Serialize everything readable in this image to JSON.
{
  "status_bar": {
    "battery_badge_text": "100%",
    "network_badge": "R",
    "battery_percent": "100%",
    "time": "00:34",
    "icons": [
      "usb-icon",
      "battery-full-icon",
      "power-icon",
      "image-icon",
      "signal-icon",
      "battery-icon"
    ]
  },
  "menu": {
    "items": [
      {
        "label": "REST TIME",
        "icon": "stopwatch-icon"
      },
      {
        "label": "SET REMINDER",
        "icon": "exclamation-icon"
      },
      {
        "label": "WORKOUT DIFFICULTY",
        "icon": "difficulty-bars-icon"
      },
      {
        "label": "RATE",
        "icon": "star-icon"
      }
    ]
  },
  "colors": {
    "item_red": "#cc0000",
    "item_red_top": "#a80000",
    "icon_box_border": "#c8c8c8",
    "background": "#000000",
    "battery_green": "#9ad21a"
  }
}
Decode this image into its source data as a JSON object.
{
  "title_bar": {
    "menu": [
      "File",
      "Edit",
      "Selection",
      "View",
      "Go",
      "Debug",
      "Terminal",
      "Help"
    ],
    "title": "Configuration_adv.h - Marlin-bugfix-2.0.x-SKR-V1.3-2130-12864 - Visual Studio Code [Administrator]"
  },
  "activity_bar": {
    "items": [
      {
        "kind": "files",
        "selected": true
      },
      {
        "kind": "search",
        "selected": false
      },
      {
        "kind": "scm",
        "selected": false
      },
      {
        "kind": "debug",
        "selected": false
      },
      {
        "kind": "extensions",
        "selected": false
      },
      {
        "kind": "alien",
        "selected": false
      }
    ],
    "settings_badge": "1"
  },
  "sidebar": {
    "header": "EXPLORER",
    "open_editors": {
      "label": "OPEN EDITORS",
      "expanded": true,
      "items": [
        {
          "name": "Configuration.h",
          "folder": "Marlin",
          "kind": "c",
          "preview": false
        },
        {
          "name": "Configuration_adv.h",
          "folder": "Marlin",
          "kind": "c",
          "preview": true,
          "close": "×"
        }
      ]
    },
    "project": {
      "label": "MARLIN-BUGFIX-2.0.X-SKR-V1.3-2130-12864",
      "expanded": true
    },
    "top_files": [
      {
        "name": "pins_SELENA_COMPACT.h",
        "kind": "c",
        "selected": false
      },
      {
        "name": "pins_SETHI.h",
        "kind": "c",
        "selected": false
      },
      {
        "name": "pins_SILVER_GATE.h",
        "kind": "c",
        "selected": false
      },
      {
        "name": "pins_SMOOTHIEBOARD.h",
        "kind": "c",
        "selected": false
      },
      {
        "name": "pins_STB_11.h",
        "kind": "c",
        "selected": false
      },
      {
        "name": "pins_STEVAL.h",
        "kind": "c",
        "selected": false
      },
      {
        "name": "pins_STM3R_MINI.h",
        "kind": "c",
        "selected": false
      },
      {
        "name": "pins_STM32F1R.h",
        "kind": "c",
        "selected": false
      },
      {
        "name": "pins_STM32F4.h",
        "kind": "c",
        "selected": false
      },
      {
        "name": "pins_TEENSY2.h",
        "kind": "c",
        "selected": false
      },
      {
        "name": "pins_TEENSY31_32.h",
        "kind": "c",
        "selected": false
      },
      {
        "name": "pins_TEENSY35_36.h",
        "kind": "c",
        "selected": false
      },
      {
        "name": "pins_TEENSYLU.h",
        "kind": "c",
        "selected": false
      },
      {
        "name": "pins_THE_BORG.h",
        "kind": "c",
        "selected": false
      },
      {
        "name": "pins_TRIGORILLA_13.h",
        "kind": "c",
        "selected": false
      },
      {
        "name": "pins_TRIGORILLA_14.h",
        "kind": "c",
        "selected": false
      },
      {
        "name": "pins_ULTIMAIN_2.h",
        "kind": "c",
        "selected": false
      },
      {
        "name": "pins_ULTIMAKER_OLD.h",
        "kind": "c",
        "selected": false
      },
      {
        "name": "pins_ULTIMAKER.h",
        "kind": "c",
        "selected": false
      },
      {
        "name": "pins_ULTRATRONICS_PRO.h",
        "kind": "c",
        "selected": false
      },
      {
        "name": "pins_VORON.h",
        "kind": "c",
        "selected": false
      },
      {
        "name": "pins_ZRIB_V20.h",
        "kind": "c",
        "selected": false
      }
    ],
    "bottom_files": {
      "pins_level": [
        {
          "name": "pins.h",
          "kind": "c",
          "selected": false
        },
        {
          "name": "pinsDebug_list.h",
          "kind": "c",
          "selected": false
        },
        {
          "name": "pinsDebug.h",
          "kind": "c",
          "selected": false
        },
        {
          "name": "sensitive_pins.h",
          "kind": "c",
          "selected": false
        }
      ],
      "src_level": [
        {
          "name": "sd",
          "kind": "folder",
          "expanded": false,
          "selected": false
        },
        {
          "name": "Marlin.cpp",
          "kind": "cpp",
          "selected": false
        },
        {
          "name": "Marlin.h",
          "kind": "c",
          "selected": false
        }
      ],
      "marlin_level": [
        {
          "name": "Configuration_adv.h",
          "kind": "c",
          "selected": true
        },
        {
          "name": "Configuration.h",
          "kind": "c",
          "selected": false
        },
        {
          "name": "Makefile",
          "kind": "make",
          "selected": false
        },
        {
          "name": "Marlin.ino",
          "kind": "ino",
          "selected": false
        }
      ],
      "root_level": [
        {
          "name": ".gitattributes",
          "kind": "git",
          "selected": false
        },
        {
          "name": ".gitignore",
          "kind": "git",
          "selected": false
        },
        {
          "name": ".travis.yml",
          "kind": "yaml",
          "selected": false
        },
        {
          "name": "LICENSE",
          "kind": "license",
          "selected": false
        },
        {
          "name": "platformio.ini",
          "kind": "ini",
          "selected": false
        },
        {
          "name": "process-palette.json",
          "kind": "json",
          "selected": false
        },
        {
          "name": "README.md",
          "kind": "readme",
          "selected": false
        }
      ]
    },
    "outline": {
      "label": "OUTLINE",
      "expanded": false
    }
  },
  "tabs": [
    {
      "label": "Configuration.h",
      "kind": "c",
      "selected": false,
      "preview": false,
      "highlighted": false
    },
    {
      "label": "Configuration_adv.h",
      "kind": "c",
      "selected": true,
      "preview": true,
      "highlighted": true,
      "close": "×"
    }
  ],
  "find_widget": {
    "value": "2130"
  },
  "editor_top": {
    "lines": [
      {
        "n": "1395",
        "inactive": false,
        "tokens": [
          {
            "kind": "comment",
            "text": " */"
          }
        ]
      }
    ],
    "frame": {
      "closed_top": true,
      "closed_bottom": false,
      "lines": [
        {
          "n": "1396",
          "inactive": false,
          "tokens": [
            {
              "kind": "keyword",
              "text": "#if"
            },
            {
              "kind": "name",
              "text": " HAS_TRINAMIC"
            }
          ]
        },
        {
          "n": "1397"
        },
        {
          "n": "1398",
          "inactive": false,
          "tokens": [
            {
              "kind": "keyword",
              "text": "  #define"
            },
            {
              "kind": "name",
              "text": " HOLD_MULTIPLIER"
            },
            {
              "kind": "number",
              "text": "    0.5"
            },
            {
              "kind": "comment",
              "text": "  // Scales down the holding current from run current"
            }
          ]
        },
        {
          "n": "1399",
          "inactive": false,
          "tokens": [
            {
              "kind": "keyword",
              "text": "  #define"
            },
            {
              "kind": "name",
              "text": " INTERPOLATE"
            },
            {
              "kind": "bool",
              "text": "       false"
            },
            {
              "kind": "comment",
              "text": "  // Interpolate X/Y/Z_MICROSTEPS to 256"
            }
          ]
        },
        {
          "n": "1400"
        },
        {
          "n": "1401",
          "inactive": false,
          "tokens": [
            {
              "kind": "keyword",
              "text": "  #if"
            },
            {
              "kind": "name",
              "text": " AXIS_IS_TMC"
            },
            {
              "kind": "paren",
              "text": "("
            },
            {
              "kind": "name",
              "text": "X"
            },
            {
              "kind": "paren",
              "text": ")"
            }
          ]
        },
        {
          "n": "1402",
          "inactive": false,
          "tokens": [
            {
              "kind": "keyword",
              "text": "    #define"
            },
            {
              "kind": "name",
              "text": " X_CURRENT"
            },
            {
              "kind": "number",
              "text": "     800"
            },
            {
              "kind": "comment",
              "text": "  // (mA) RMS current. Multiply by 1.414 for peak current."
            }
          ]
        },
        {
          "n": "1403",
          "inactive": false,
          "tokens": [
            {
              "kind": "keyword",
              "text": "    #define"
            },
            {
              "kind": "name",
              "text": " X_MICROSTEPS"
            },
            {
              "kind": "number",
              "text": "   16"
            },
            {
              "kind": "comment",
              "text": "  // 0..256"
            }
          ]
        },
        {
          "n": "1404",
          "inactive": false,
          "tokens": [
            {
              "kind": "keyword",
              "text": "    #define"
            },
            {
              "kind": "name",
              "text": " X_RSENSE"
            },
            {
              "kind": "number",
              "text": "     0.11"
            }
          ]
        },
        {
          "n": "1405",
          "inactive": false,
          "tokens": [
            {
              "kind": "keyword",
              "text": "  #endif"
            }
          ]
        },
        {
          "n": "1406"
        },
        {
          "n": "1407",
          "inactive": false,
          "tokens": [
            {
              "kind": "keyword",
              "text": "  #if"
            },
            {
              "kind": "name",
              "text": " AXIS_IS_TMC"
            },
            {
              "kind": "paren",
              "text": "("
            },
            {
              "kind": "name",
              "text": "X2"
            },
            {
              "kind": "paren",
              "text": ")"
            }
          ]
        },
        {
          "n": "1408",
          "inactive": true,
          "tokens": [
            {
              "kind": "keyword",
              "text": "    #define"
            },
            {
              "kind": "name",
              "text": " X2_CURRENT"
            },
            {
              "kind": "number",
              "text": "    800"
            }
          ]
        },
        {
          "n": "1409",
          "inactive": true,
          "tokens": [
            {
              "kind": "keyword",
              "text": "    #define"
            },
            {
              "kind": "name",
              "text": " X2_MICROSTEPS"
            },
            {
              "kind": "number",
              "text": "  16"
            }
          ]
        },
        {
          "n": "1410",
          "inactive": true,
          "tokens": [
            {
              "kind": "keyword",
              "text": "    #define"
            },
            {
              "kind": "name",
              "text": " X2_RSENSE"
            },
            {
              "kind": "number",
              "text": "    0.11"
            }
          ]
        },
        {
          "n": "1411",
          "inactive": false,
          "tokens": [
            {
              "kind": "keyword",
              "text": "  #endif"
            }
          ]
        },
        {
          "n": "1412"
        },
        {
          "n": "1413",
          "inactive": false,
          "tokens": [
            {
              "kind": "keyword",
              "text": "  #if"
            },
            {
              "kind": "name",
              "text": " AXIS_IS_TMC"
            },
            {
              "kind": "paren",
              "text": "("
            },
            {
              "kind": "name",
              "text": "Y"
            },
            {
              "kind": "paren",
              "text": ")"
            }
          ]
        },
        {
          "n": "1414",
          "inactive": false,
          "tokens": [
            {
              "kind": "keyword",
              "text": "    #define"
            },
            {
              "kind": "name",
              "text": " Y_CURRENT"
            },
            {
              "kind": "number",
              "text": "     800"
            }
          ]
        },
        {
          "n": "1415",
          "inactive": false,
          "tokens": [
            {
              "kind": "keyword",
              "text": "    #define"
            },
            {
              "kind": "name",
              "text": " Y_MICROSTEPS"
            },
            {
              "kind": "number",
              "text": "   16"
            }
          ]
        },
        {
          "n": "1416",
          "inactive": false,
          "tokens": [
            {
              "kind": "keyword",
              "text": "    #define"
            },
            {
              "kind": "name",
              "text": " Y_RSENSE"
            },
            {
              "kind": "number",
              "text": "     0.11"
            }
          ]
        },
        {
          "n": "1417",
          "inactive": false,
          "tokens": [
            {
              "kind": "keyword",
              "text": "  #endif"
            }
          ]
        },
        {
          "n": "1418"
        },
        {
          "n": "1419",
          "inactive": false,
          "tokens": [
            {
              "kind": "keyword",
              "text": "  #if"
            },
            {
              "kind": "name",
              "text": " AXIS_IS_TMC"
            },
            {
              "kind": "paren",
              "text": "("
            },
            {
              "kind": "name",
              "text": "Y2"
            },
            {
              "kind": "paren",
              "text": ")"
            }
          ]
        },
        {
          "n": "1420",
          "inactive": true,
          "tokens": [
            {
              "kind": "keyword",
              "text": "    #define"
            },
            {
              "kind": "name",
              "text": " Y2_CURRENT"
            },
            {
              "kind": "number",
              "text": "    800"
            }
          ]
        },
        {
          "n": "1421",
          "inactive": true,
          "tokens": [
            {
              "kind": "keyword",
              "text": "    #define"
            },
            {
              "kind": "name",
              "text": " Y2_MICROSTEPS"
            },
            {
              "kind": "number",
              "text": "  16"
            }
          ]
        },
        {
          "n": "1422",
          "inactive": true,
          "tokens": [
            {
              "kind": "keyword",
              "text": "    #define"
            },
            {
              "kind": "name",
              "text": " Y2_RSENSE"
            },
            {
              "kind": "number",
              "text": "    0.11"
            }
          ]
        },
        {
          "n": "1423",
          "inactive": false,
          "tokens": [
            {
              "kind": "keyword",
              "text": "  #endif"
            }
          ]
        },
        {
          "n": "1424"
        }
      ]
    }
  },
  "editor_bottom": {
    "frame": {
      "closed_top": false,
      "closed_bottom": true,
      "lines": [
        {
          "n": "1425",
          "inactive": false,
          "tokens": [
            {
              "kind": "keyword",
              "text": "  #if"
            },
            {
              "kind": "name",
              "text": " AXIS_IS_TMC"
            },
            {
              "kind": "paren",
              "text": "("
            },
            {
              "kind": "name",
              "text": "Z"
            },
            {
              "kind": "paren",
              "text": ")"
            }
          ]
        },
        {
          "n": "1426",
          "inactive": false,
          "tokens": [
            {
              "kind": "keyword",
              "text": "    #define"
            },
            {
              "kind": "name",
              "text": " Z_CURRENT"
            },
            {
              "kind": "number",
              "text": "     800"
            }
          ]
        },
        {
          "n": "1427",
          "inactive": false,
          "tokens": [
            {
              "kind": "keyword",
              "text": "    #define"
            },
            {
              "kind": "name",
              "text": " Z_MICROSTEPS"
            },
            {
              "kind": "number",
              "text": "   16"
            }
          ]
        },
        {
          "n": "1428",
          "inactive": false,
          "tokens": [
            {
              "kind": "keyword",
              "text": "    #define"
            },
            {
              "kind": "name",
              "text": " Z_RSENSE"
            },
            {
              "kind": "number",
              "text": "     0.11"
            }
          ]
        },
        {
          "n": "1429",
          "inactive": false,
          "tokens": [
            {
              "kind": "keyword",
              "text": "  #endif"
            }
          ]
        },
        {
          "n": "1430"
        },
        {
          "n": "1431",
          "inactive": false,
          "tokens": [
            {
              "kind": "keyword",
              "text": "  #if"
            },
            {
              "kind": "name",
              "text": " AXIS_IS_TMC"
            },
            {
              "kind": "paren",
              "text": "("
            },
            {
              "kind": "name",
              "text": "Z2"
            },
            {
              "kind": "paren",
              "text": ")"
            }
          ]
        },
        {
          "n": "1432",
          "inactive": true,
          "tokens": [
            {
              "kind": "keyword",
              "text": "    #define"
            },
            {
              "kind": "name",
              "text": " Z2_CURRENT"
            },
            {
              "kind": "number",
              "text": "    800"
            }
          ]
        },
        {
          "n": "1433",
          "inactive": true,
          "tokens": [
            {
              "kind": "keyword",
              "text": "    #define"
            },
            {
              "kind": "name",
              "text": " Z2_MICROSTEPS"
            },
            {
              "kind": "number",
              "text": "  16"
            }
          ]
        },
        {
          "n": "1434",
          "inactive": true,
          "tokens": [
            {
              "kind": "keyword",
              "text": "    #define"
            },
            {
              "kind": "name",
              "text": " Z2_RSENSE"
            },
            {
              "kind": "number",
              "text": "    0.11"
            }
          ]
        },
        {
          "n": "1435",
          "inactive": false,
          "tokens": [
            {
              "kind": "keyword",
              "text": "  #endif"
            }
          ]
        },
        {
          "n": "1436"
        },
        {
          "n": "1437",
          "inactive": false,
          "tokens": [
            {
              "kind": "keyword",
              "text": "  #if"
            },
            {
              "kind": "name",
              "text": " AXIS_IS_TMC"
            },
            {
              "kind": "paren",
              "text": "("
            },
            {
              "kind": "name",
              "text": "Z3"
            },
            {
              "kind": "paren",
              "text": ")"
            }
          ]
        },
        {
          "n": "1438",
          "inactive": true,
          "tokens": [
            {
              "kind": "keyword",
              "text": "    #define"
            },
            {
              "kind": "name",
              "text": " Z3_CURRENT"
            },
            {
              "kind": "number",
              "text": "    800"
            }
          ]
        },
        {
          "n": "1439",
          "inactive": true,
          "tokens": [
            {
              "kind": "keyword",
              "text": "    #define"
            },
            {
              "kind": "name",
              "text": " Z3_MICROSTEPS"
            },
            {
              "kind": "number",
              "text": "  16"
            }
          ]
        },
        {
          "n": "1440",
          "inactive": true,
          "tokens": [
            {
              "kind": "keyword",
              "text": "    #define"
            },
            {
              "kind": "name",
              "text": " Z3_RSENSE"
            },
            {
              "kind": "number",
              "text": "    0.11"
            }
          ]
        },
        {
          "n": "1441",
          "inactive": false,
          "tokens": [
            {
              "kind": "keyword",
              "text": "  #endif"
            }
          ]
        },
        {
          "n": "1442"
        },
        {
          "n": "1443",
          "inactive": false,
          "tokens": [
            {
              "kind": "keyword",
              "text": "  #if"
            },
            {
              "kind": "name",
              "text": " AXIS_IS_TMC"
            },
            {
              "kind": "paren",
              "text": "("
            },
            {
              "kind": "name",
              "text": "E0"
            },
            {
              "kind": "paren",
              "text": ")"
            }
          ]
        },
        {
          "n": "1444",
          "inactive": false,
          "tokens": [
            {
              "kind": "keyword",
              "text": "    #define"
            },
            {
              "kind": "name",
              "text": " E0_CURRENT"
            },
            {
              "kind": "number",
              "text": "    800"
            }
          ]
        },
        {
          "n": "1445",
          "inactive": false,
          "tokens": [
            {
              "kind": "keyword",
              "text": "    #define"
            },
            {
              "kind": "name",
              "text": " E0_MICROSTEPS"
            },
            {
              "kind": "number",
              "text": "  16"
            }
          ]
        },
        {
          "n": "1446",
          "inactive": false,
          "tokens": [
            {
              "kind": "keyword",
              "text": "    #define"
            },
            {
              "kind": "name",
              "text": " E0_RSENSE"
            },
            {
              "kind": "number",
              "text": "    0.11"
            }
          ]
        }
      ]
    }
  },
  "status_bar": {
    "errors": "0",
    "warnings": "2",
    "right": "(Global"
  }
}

━━━━━━━━━━━━━━━━━━━━

§ **Exercise brief**
From the entries above, extract every line where the word "highlighted" appears.

§ **Solution to the exercise**
      "highlighted": false
      "highlighted": true,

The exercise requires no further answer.